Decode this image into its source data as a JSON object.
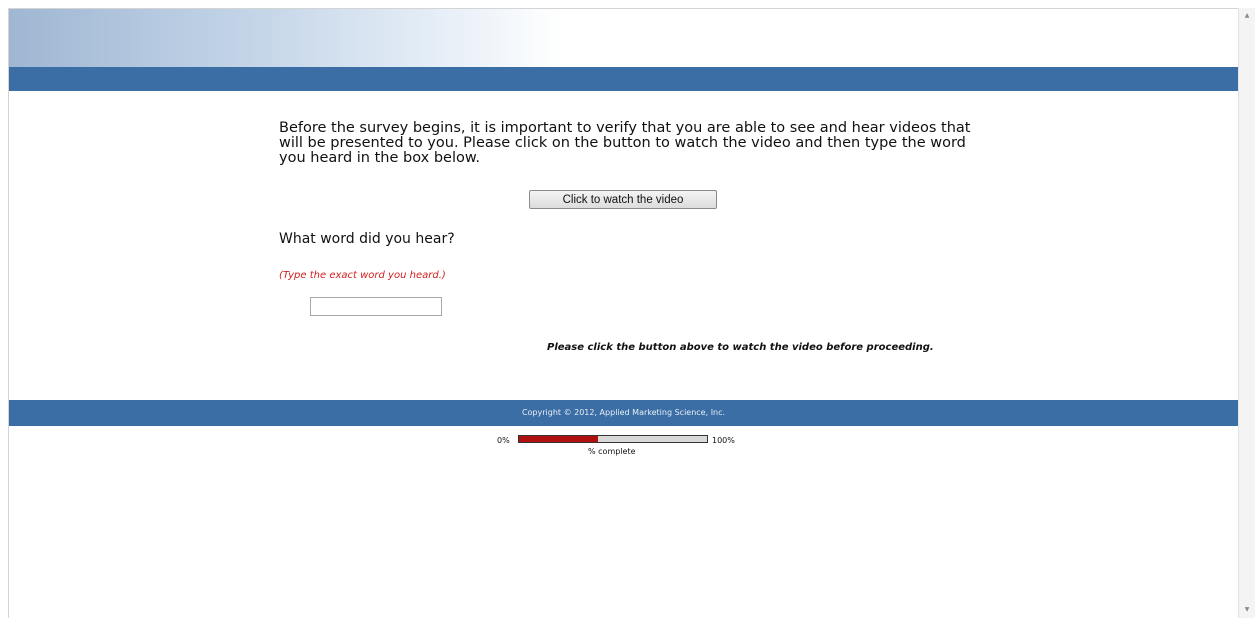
{
  "survey": {
    "intro_text": "Before the survey begins, it is important to verify that you are able to see and hear videos that will be presented to you. Please click on the button to watch the video and then type the word you heard in the box below.",
    "watch_button_label": "Click to watch the video",
    "question": "What word did you hear?",
    "hint": "(Type the exact word you heard.)",
    "answer_value": "",
    "notice": "Please click the button above to watch the video before proceeding."
  },
  "footer": {
    "copyright": "Copyright © 2012, Applied Marketing Science, Inc."
  },
  "progress": {
    "min_label": "0%",
    "max_label": "100%",
    "caption": "% complete",
    "fraction": 0.42,
    "fill_color": "#b01010",
    "track_color": "#d9d9d9"
  },
  "colors": {
    "header_bar": "#3a6ea5",
    "hint_text": "#d42020"
  },
  "icons": {
    "scroll_up": "triangle-up",
    "scroll_down": "triangle-down"
  }
}
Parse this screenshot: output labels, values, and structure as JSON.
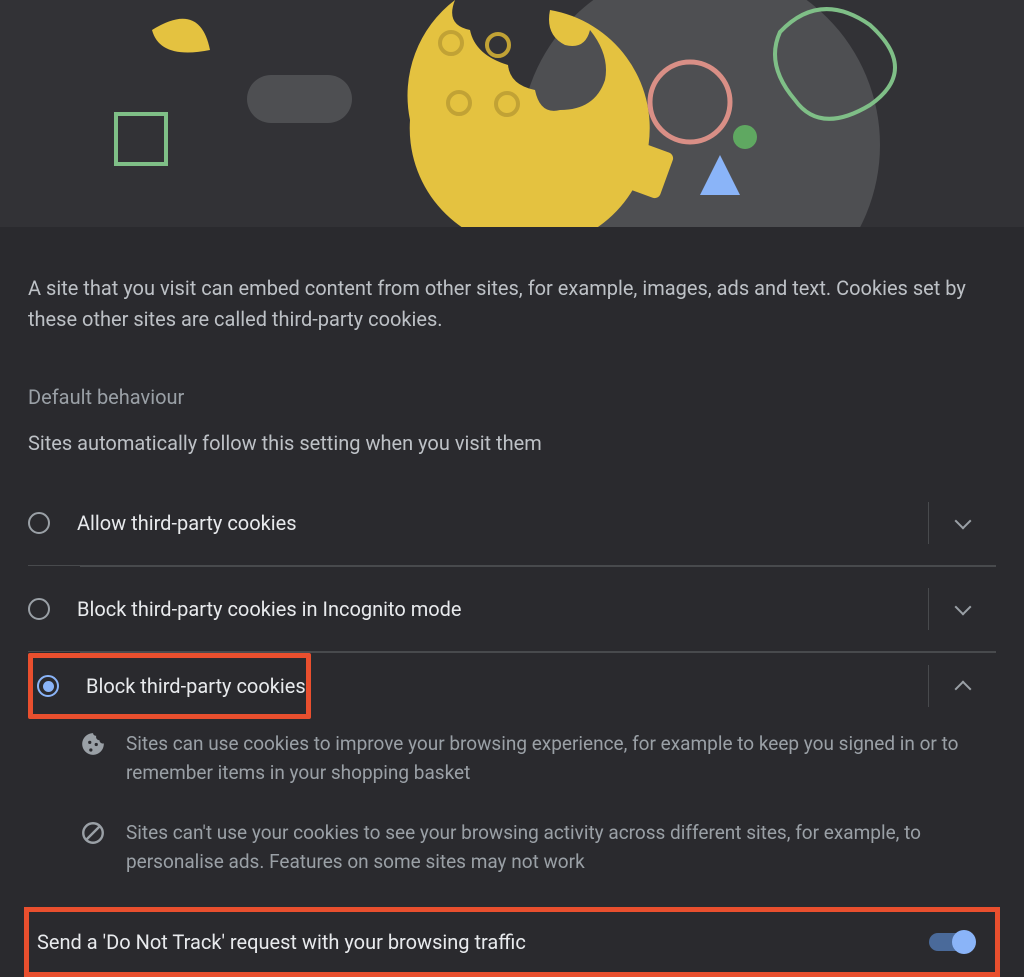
{
  "intro_paragraph": "A site that you visit can embed content from other sites, for example, images, ads and text. Cookies set by these other sites are called third-party cookies.",
  "section": {
    "title": "Default behaviour",
    "subtitle": "Sites automatically follow this setting when you visit them"
  },
  "options": [
    {
      "label": "Allow third-party cookies",
      "selected": false,
      "expanded": false
    },
    {
      "label": "Block third-party cookies in Incognito mode",
      "selected": false,
      "expanded": false
    },
    {
      "label": "Block third-party cookies",
      "selected": true,
      "expanded": true
    }
  ],
  "details": [
    {
      "icon": "cookie-icon",
      "text": "Sites can use cookies to improve your browsing experience, for example to keep you signed in or to remember items in your shopping basket"
    },
    {
      "icon": "block-icon",
      "text": "Sites can't use your cookies to see your browsing activity across different sites, for example, to personalise ads. Features on some sites may not work"
    }
  ],
  "dnt": {
    "label": "Send a 'Do Not Track' request with your browsing traffic",
    "enabled": true
  },
  "colors": {
    "highlight": "#e94f2e",
    "accent": "#8ab4f8",
    "bg": "#2a2a2e",
    "banner_bg": "#323236"
  }
}
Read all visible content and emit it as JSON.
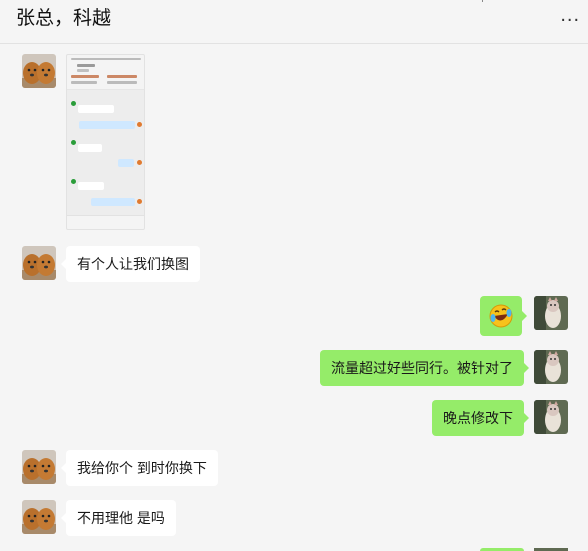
{
  "chat": {
    "title": "张总，科越",
    "more_label": "..."
  },
  "messages": [
    {
      "side": "left",
      "type": "image",
      "description_icon": "screenshot-thumbnail"
    },
    {
      "side": "left",
      "type": "text",
      "text": "有个人让我们换图"
    },
    {
      "side": "right",
      "type": "emoji",
      "icon": "laugh-cry-emoji-icon"
    },
    {
      "side": "right",
      "type": "text",
      "text": "流量超过好些同行。被针对了"
    },
    {
      "side": "right",
      "type": "text",
      "text": "晚点修改下"
    },
    {
      "side": "left",
      "type": "text",
      "text": "我给你个 到时你换下"
    },
    {
      "side": "left",
      "type": "text",
      "text": "不用理他 是吗"
    }
  ],
  "colors": {
    "background": "#f5f5f5",
    "self_bubble": "#95ec69",
    "other_bubble": "#ffffff"
  }
}
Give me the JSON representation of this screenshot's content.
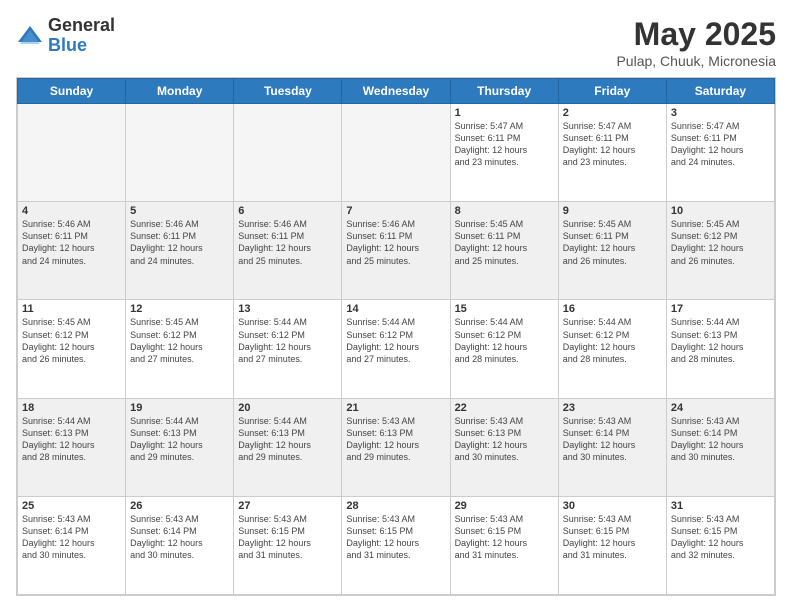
{
  "logo": {
    "general": "General",
    "blue": "Blue"
  },
  "title": "May 2025",
  "location": "Pulap, Chuuk, Micronesia",
  "headers": [
    "Sunday",
    "Monday",
    "Tuesday",
    "Wednesday",
    "Thursday",
    "Friday",
    "Saturday"
  ],
  "weeks": [
    [
      {
        "day": "",
        "info": "",
        "empty": true
      },
      {
        "day": "",
        "info": "",
        "empty": true
      },
      {
        "day": "",
        "info": "",
        "empty": true
      },
      {
        "day": "",
        "info": "",
        "empty": true
      },
      {
        "day": "1",
        "info": "Sunrise: 5:47 AM\nSunset: 6:11 PM\nDaylight: 12 hours\nand 23 minutes.",
        "empty": false
      },
      {
        "day": "2",
        "info": "Sunrise: 5:47 AM\nSunset: 6:11 PM\nDaylight: 12 hours\nand 23 minutes.",
        "empty": false
      },
      {
        "day": "3",
        "info": "Sunrise: 5:47 AM\nSunset: 6:11 PM\nDaylight: 12 hours\nand 24 minutes.",
        "empty": false
      }
    ],
    [
      {
        "day": "4",
        "info": "Sunrise: 5:46 AM\nSunset: 6:11 PM\nDaylight: 12 hours\nand 24 minutes.",
        "empty": false
      },
      {
        "day": "5",
        "info": "Sunrise: 5:46 AM\nSunset: 6:11 PM\nDaylight: 12 hours\nand 24 minutes.",
        "empty": false
      },
      {
        "day": "6",
        "info": "Sunrise: 5:46 AM\nSunset: 6:11 PM\nDaylight: 12 hours\nand 25 minutes.",
        "empty": false
      },
      {
        "day": "7",
        "info": "Sunrise: 5:46 AM\nSunset: 6:11 PM\nDaylight: 12 hours\nand 25 minutes.",
        "empty": false
      },
      {
        "day": "8",
        "info": "Sunrise: 5:45 AM\nSunset: 6:11 PM\nDaylight: 12 hours\nand 25 minutes.",
        "empty": false
      },
      {
        "day": "9",
        "info": "Sunrise: 5:45 AM\nSunset: 6:11 PM\nDaylight: 12 hours\nand 26 minutes.",
        "empty": false
      },
      {
        "day": "10",
        "info": "Sunrise: 5:45 AM\nSunset: 6:12 PM\nDaylight: 12 hours\nand 26 minutes.",
        "empty": false
      }
    ],
    [
      {
        "day": "11",
        "info": "Sunrise: 5:45 AM\nSunset: 6:12 PM\nDaylight: 12 hours\nand 26 minutes.",
        "empty": false
      },
      {
        "day": "12",
        "info": "Sunrise: 5:45 AM\nSunset: 6:12 PM\nDaylight: 12 hours\nand 27 minutes.",
        "empty": false
      },
      {
        "day": "13",
        "info": "Sunrise: 5:44 AM\nSunset: 6:12 PM\nDaylight: 12 hours\nand 27 minutes.",
        "empty": false
      },
      {
        "day": "14",
        "info": "Sunrise: 5:44 AM\nSunset: 6:12 PM\nDaylight: 12 hours\nand 27 minutes.",
        "empty": false
      },
      {
        "day": "15",
        "info": "Sunrise: 5:44 AM\nSunset: 6:12 PM\nDaylight: 12 hours\nand 28 minutes.",
        "empty": false
      },
      {
        "day": "16",
        "info": "Sunrise: 5:44 AM\nSunset: 6:12 PM\nDaylight: 12 hours\nand 28 minutes.",
        "empty": false
      },
      {
        "day": "17",
        "info": "Sunrise: 5:44 AM\nSunset: 6:13 PM\nDaylight: 12 hours\nand 28 minutes.",
        "empty": false
      }
    ],
    [
      {
        "day": "18",
        "info": "Sunrise: 5:44 AM\nSunset: 6:13 PM\nDaylight: 12 hours\nand 28 minutes.",
        "empty": false
      },
      {
        "day": "19",
        "info": "Sunrise: 5:44 AM\nSunset: 6:13 PM\nDaylight: 12 hours\nand 29 minutes.",
        "empty": false
      },
      {
        "day": "20",
        "info": "Sunrise: 5:44 AM\nSunset: 6:13 PM\nDaylight: 12 hours\nand 29 minutes.",
        "empty": false
      },
      {
        "day": "21",
        "info": "Sunrise: 5:43 AM\nSunset: 6:13 PM\nDaylight: 12 hours\nand 29 minutes.",
        "empty": false
      },
      {
        "day": "22",
        "info": "Sunrise: 5:43 AM\nSunset: 6:13 PM\nDaylight: 12 hours\nand 30 minutes.",
        "empty": false
      },
      {
        "day": "23",
        "info": "Sunrise: 5:43 AM\nSunset: 6:14 PM\nDaylight: 12 hours\nand 30 minutes.",
        "empty": false
      },
      {
        "day": "24",
        "info": "Sunrise: 5:43 AM\nSunset: 6:14 PM\nDaylight: 12 hours\nand 30 minutes.",
        "empty": false
      }
    ],
    [
      {
        "day": "25",
        "info": "Sunrise: 5:43 AM\nSunset: 6:14 PM\nDaylight: 12 hours\nand 30 minutes.",
        "empty": false
      },
      {
        "day": "26",
        "info": "Sunrise: 5:43 AM\nSunset: 6:14 PM\nDaylight: 12 hours\nand 30 minutes.",
        "empty": false
      },
      {
        "day": "27",
        "info": "Sunrise: 5:43 AM\nSunset: 6:15 PM\nDaylight: 12 hours\nand 31 minutes.",
        "empty": false
      },
      {
        "day": "28",
        "info": "Sunrise: 5:43 AM\nSunset: 6:15 PM\nDaylight: 12 hours\nand 31 minutes.",
        "empty": false
      },
      {
        "day": "29",
        "info": "Sunrise: 5:43 AM\nSunset: 6:15 PM\nDaylight: 12 hours\nand 31 minutes.",
        "empty": false
      },
      {
        "day": "30",
        "info": "Sunrise: 5:43 AM\nSunset: 6:15 PM\nDaylight: 12 hours\nand 31 minutes.",
        "empty": false
      },
      {
        "day": "31",
        "info": "Sunrise: 5:43 AM\nSunset: 6:15 PM\nDaylight: 12 hours\nand 32 minutes.",
        "empty": false
      }
    ]
  ]
}
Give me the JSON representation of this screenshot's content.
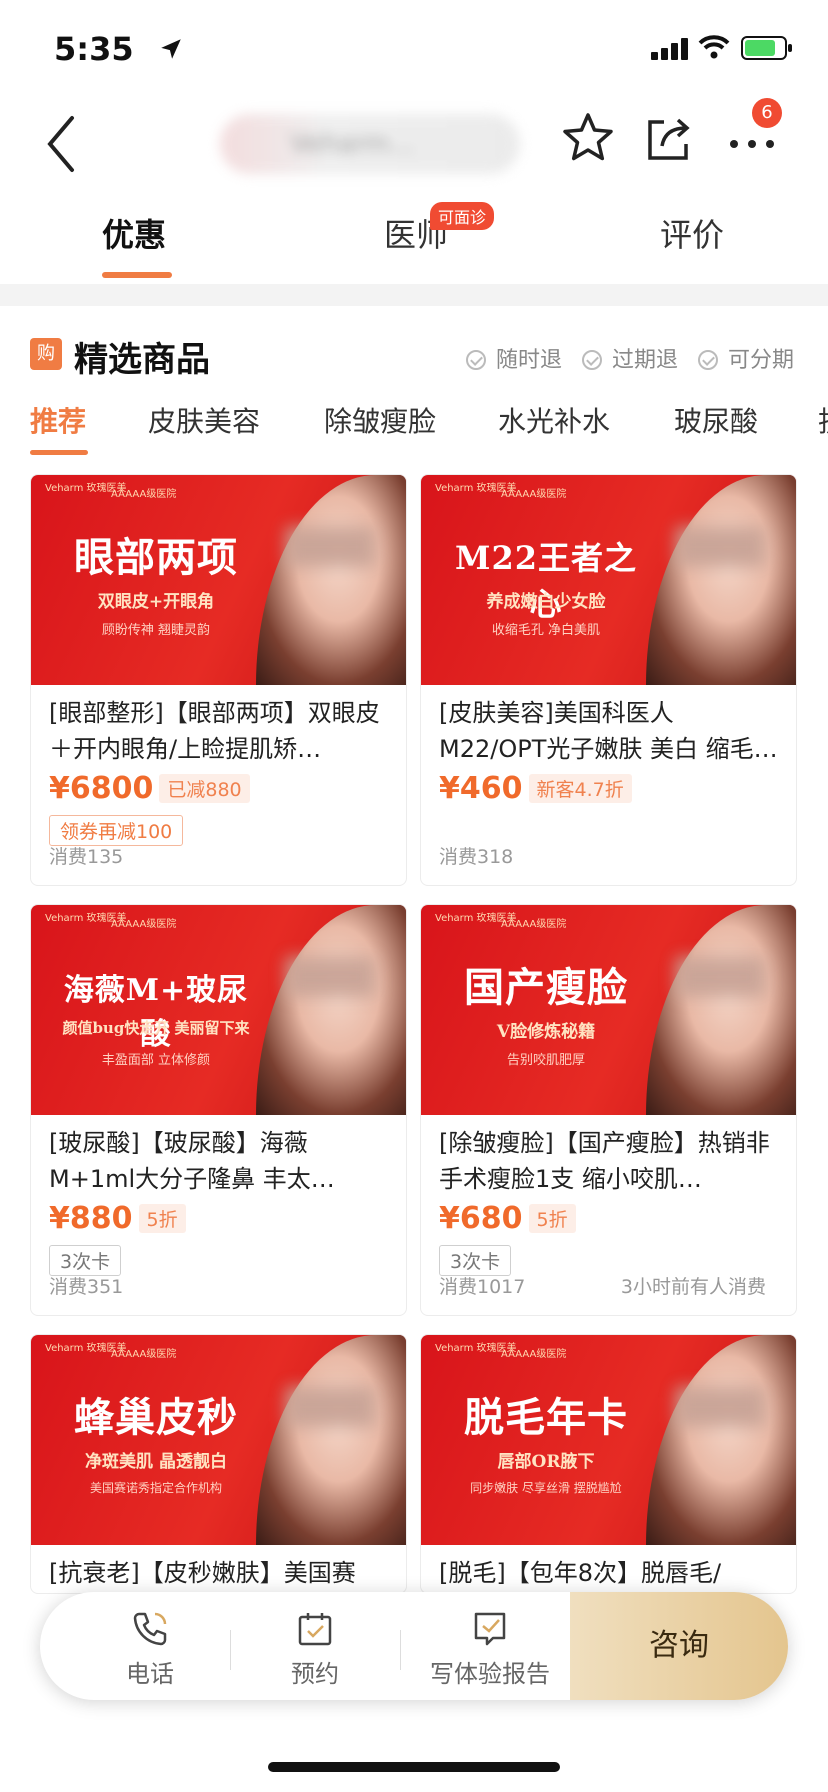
{
  "status": {
    "time": "5:35"
  },
  "nav": {
    "shop_name": "Veharm…",
    "notification_count": "6"
  },
  "tabs": [
    {
      "label": "优惠"
    },
    {
      "label": "医师",
      "badge": "可面诊"
    },
    {
      "label": "评价"
    }
  ],
  "section": {
    "icon_text": "购",
    "title": "精选商品",
    "assurances": [
      "随时退",
      "过期退",
      "可分期"
    ]
  },
  "categories": [
    "推荐",
    "皮肤美容",
    "除皱瘦脸",
    "水光补水",
    "玻尿酸",
    "抗"
  ],
  "products": [
    {
      "banner_title": "眼部两项",
      "banner_sub": "双眼皮+开眼角",
      "banner_small": "顾盼传神 翘睫灵韵",
      "title": "[眼部整形]【眼部两项】双眼皮＋开内眼角/上睑提肌矫…",
      "price": "¥6800",
      "badge": "已减880",
      "coupon": "领券再减100",
      "sales": "消费135",
      "recent": ""
    },
    {
      "banner_title": "M22王者之心",
      "banner_sub": "养成嫩白少女脸",
      "banner_small": "收缩毛孔 净白美肌",
      "title": "[皮肤美容]美国科医人M22/OPT光子嫩肤 美白 缩毛…",
      "price": "¥460",
      "badge": "新客4.7折",
      "coupon": "",
      "sales": "消费318",
      "recent": ""
    },
    {
      "banner_title": "海薇M+玻尿酸",
      "banner_sub": "颜值bug快走开 美丽留下来",
      "banner_small": "丰盈面部 立体修颜",
      "title": "[玻尿酸]【玻尿酸】海薇M+1ml大分子隆鼻 丰太…",
      "price": "¥880",
      "badge": "5折",
      "tag": "3次卡",
      "sales": "消费351",
      "recent": ""
    },
    {
      "banner_title": "国产瘦脸",
      "banner_sub": "V脸修炼秘籍",
      "banner_small": "告别咬肌肥厚",
      "title": "[除皱瘦脸]【国产瘦脸】热销非手术瘦脸1支 缩小咬肌…",
      "price": "¥680",
      "badge": "5折",
      "tag": "3次卡",
      "sales": "消费1017",
      "recent": "3小时前有人消费"
    },
    {
      "banner_title": "蜂巢皮秒",
      "banner_sub": "净斑美肌 晶透靓白",
      "banner_small": "美国赛诺秀指定合作机构",
      "title": "[抗衰老]【皮秒嫩肤】美国赛",
      "price": "",
      "badge": "",
      "sales": "",
      "recent": ""
    },
    {
      "banner_title": "脱毛年卡",
      "banner_sub": "唇部OR腋下",
      "banner_small": "同步嫩肤 尽享丝滑 摆脱尴尬",
      "title": "[脱毛]【包年8次】脱唇毛/",
      "price": "",
      "badge": "",
      "sales": "",
      "recent": ""
    }
  ],
  "banner_brand": {
    "logo": "Veharm 玫瑰医美",
    "hospital": "AAAAA级医院"
  },
  "actionbar": {
    "phone": "电话",
    "book": "预约",
    "report": "写体验报告",
    "consult": "咨询"
  },
  "colors": {
    "accent": "#f07c43",
    "price": "#f06a2b",
    "banner_red": "#e62b24",
    "consult_gold": "#e4c58e"
  }
}
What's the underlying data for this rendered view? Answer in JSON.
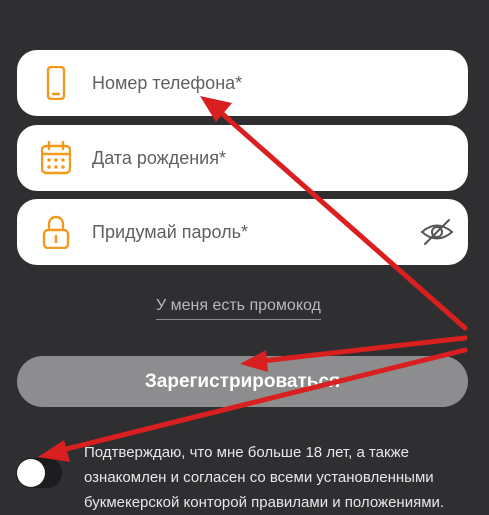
{
  "form": {
    "phone": {
      "placeholder": "Номер телефона*",
      "icon": "phone-icon"
    },
    "birthdate": {
      "placeholder": "Дата рождения*",
      "icon": "calendar-icon"
    },
    "password": {
      "placeholder": "Придумай пароль*",
      "icon": "lock-icon",
      "toggle_icon": "eye-off-icon"
    },
    "promo_link": "У меня есть промокод",
    "register_label": "Зарегистрироваться",
    "consent_toggle_on": false,
    "consent_text": "Подтверждаю, что мне больше 18 лет, а также ознакомлен и согласен со всеми установленными букмекерской конторой правилами и положениями."
  },
  "colors": {
    "background": "#2f2f32",
    "accent_icon": "#f39a1e",
    "button": "#8d8d8f",
    "annotation_arrow": "#d91f1f"
  }
}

--------

## PROBLEM DETAILS
List every line above containing the word "data".

## WORKED SOLUTION
Decode this image into its source data as a JSON object.
What's the underlying data for this rendered view? Answer in JSON.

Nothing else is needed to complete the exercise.